**Exercise aim**.
Copy every line of the records below where the word "Cortex" occurs.

**Record extracts**.
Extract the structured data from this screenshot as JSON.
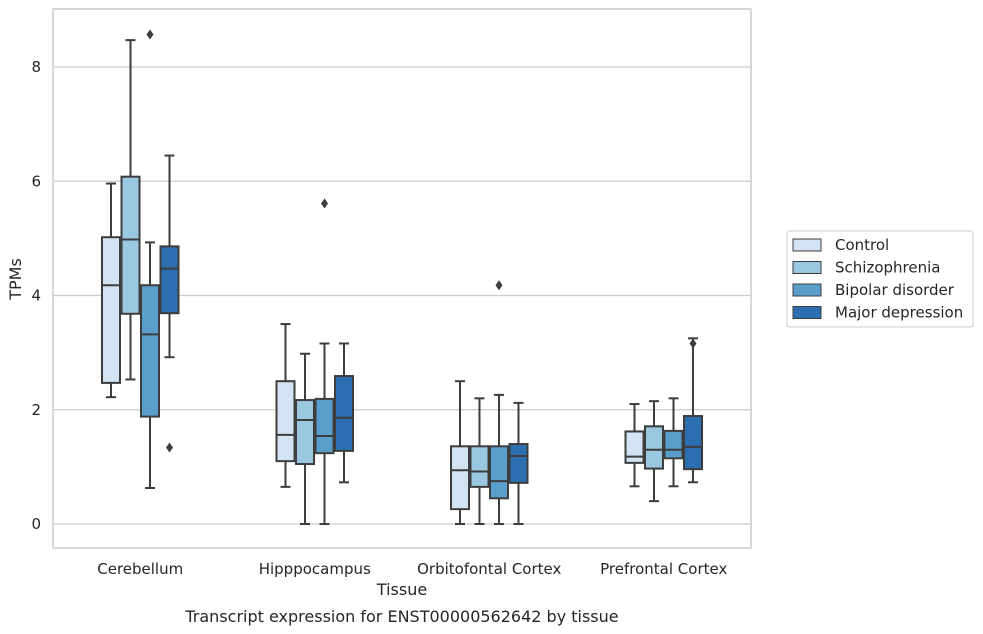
{
  "chart_data": {
    "type": "boxplot",
    "title": "",
    "caption": "Transcript expression for ENST00000562642 by tissue",
    "xlabel": "Tissue",
    "ylabel": "TPMs",
    "ylim": [
      -0.4,
      9.0
    ],
    "yticks": [
      0,
      2,
      4,
      6,
      8
    ],
    "grid": "horizontal",
    "legend_position": "right",
    "categories": [
      "Cerebellum",
      "Hipppocampus",
      "Orbitofontal Cortex",
      "Prefrontal Cortex"
    ],
    "series": [
      {
        "name": "Control",
        "color": "#d2e3f3",
        "boxes": [
          {
            "whislo": 2.22,
            "q1": 2.47,
            "med": 4.18,
            "q3": 5.02,
            "whishi": 5.96,
            "fliers": []
          },
          {
            "whislo": 0.65,
            "q1": 1.1,
            "med": 1.56,
            "q3": 2.5,
            "whishi": 3.5,
            "fliers": []
          },
          {
            "whislo": 0.0,
            "q1": 0.26,
            "med": 0.94,
            "q3": 1.36,
            "whishi": 2.5,
            "fliers": []
          },
          {
            "whislo": 0.66,
            "q1": 1.07,
            "med": 1.18,
            "q3": 1.62,
            "whishi": 2.1,
            "fliers": []
          }
        ]
      },
      {
        "name": "Schizophrenia",
        "color": "#9ac8e0",
        "boxes": [
          {
            "whislo": 2.53,
            "q1": 3.68,
            "med": 4.98,
            "q3": 6.08,
            "whishi": 8.47,
            "fliers": []
          },
          {
            "whislo": 0.0,
            "q1": 1.05,
            "med": 1.82,
            "q3": 2.17,
            "whishi": 2.98,
            "fliers": []
          },
          {
            "whislo": 0.0,
            "q1": 0.65,
            "med": 0.92,
            "q3": 1.36,
            "whishi": 2.2,
            "fliers": []
          },
          {
            "whislo": 0.4,
            "q1": 0.97,
            "med": 1.3,
            "q3": 1.71,
            "whishi": 2.15,
            "fliers": []
          }
        ]
      },
      {
        "name": "Bipolar disorder",
        "color": "#5a9ecc",
        "boxes": [
          {
            "whislo": 0.63,
            "q1": 1.88,
            "med": 3.32,
            "q3": 4.18,
            "whishi": 4.93,
            "fliers": [
              8.57
            ]
          },
          {
            "whislo": 0.0,
            "q1": 1.24,
            "med": 1.54,
            "q3": 2.19,
            "whishi": 3.16,
            "fliers": [
              5.61
            ]
          },
          {
            "whislo": 0.0,
            "q1": 0.45,
            "med": 0.75,
            "q3": 1.36,
            "whishi": 2.26,
            "fliers": [
              4.18
            ]
          },
          {
            "whislo": 0.66,
            "q1": 1.15,
            "med": 1.3,
            "q3": 1.63,
            "whishi": 2.2,
            "fliers": []
          }
        ]
      },
      {
        "name": "Major depression",
        "color": "#2b6fb0",
        "boxes": [
          {
            "whislo": 2.92,
            "q1": 3.69,
            "med": 4.47,
            "q3": 4.86,
            "whishi": 6.45,
            "fliers": [
              1.34
            ]
          },
          {
            "whislo": 0.73,
            "q1": 1.28,
            "med": 1.86,
            "q3": 2.59,
            "whishi": 3.16,
            "fliers": []
          },
          {
            "whislo": 0.0,
            "q1": 0.72,
            "med": 1.19,
            "q3": 1.4,
            "whishi": 2.12,
            "fliers": []
          },
          {
            "whislo": 0.73,
            "q1": 0.96,
            "med": 1.35,
            "q3": 1.89,
            "whishi": 3.25,
            "fliers": [
              3.16
            ]
          }
        ]
      }
    ]
  }
}
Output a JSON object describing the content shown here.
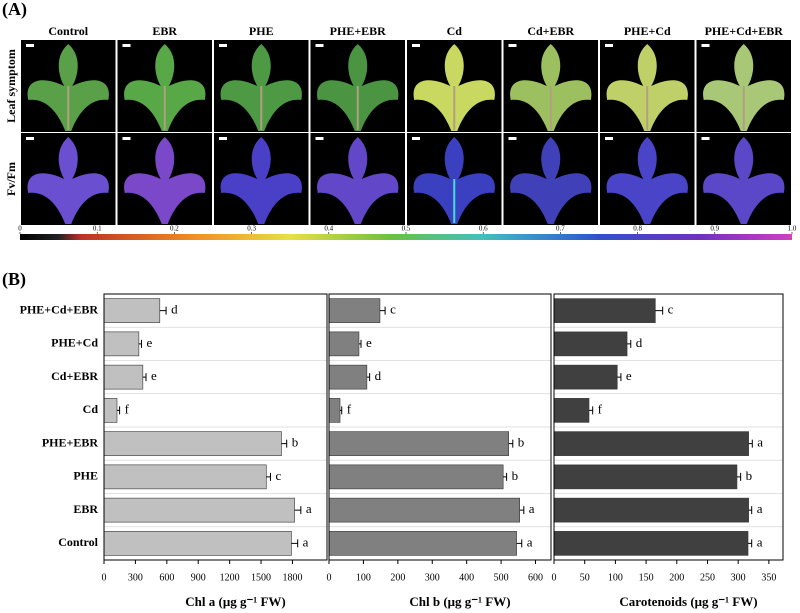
{
  "panel_a": {
    "label": "(A)",
    "columns": [
      "Control",
      "EBR",
      "PHE",
      "PHE+EBR",
      "Cd",
      "Cd+EBR",
      "PHE+Cd",
      "PHE+Cd+EBR"
    ],
    "rows": [
      "Leaf symptom",
      "Fv/Fm"
    ],
    "colorbar_ticks": [
      0,
      0.1,
      0.2,
      0.3,
      0.4,
      0.5,
      0.6,
      0.7,
      0.8,
      0.9,
      {
        "value": 1,
        "label": "1.0"
      }
    ]
  },
  "panel_b_label": "(B)",
  "chart_data": [
    {
      "type": "bar",
      "orientation": "horizontal",
      "xlabel": "Chl a (μg g⁻¹ FW)",
      "categories": [
        "Control",
        "EBR",
        "PHE",
        "PHE+EBR",
        "Cd",
        "Cd+EBR",
        "PHE+Cd",
        "PHE+Cd+EBR"
      ],
      "values": [
        1790,
        1820,
        1550,
        1695,
        124,
        371,
        333,
        533
      ],
      "errors": [
        60,
        60,
        40,
        50,
        25,
        30,
        25,
        60
      ],
      "letters": [
        "a",
        "a",
        "c",
        "b",
        "f",
        "e",
        "e",
        "d"
      ],
      "color": "#c0c0c0",
      "xlim": [
        0,
        2130
      ],
      "xticks": [
        0,
        300,
        600,
        900,
        1200,
        1500,
        1800
      ],
      "grid": true
    },
    {
      "type": "bar",
      "orientation": "horizontal",
      "xlabel": "Chl b (μg g⁻¹ FW)",
      "values": [
        545,
        554,
        506,
        522,
        32,
        110,
        87,
        148
      ],
      "errors": [
        15,
        12,
        10,
        12,
        5,
        8,
        6,
        15
      ],
      "letters": [
        "a",
        "a",
        "b",
        "b",
        "f",
        "d",
        "e",
        "c"
      ],
      "color": "#808080",
      "xlim": [
        0,
        645
      ],
      "xticks": [
        0,
        100,
        200,
        300,
        400,
        500,
        600
      ],
      "grid": true
    },
    {
      "type": "bar",
      "orientation": "horizontal",
      "xlabel": "Carotenoids (μg g⁻¹ FW)",
      "values": [
        316,
        317,
        298,
        317,
        57,
        103,
        119,
        165
      ],
      "errors": [
        6,
        5,
        6,
        6,
        6,
        6,
        6,
        12
      ],
      "letters": [
        "a",
        "a",
        "b",
        "a",
        "f",
        "e",
        "d",
        "c"
      ],
      "color": "#404040",
      "xlim": [
        0,
        373
      ],
      "xticks": [
        0,
        50,
        100,
        150,
        200,
        250,
        300,
        350
      ],
      "grid": true
    }
  ]
}
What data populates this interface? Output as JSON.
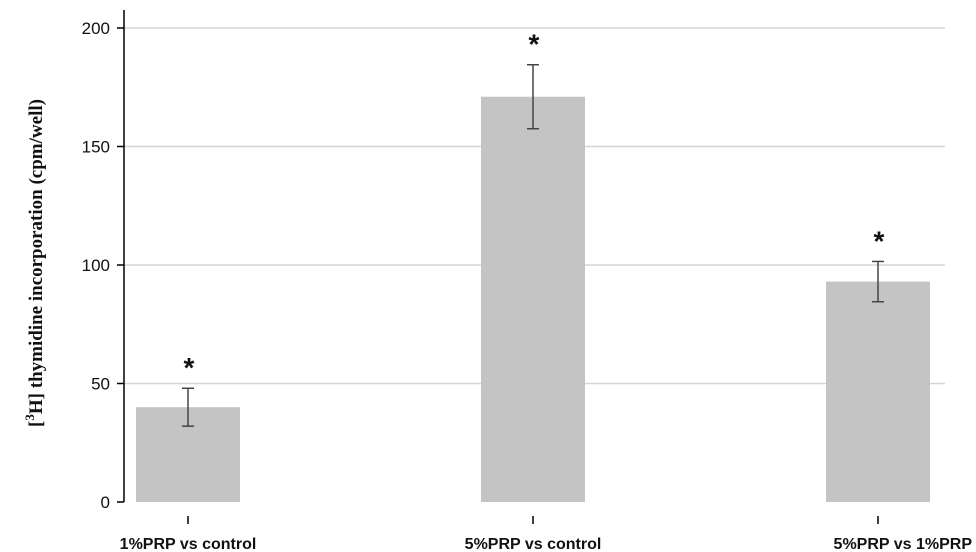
{
  "chart_data": {
    "type": "bar",
    "title": "",
    "xlabel": "",
    "ylabel": {
      "prefix": "[",
      "superscript": "3",
      "suffix": "H] thymidine incorporation (cpm/well)"
    },
    "categories": [
      "1%PRP vs control",
      "5%PRP vs control",
      "5%PRP vs 1%PRP"
    ],
    "values": [
      40,
      171,
      93
    ],
    "error": [
      8,
      13.5,
      8.5
    ],
    "annotations": [
      "*",
      "*",
      "*"
    ],
    "ylim": [
      0,
      200
    ],
    "yticks": [
      0,
      50,
      100,
      150,
      200
    ],
    "grid": true,
    "legend": "none",
    "colors": {
      "bar": "#c4c4c4",
      "error_bar": "#444444",
      "grid": "#d6d6d6",
      "axis": "#000000"
    }
  }
}
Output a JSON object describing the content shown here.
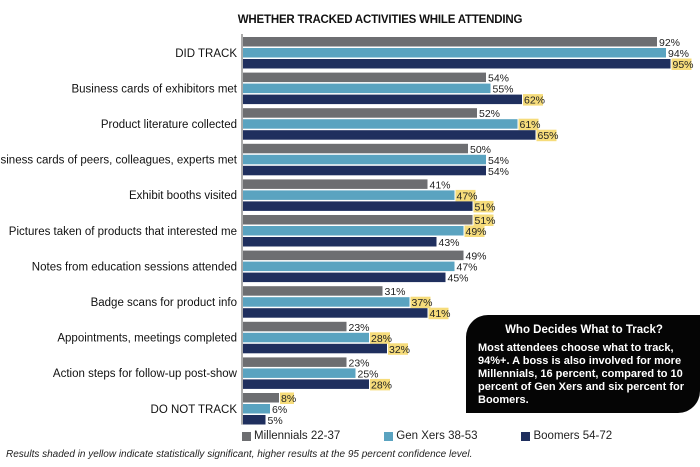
{
  "chart_data": {
    "type": "bar",
    "orientation": "horizontal",
    "title": "WHETHER TRACKED ACTIVITIES WHILE ATTENDING",
    "categories": [
      "DID TRACK",
      "Business cards of exhibitors met",
      "Product literature collected",
      "Business cards of peers, colleagues, experts met",
      "Exhibit booths visited",
      "Pictures taken of products that interested me",
      "Notes from education sessions attended",
      "Badge scans for product info",
      "Appointments, meetings completed",
      "Action steps for follow-up post-show",
      "DO NOT TRACK"
    ],
    "series": [
      {
        "name": "Millennials 22-37",
        "color": "#6d6e71",
        "values": [
          92,
          54,
          52,
          50,
          41,
          51,
          49,
          31,
          23,
          23,
          8
        ],
        "highlighted": [
          false,
          false,
          false,
          false,
          false,
          true,
          false,
          false,
          false,
          false,
          true
        ]
      },
      {
        "name": "Gen Xers 38-53",
        "color": "#5aa3c0",
        "values": [
          94,
          55,
          61,
          54,
          47,
          49,
          47,
          37,
          28,
          25,
          6
        ],
        "highlighted": [
          false,
          false,
          true,
          false,
          true,
          true,
          false,
          true,
          true,
          false,
          false
        ]
      },
      {
        "name": "Boomers 54-72",
        "color": "#1f2f5e",
        "values": [
          95,
          62,
          65,
          54,
          51,
          43,
          45,
          41,
          32,
          28,
          5
        ],
        "highlighted": [
          true,
          true,
          true,
          false,
          true,
          false,
          false,
          true,
          true,
          true,
          false
        ]
      }
    ],
    "value_suffix": "%",
    "highlight_color": "#f6dc7b",
    "xlim": [
      0,
      100
    ],
    "grid": false,
    "legend_position": "bottom"
  },
  "callout": {
    "title": "Who Decides What to Track?",
    "body": "Most attendees choose what to track, 94%+. A boss is also involved for more Millennials, 16 percent, compared to 10 percent of Gen Xers and six percent for Boomers."
  },
  "footnote": "Results shaded in yellow indicate statistically significant, higher results at the 95 percent confidence level."
}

**Exercise output**.
      "Orbitofontal Cortex",
      "Prefrontal Cortex"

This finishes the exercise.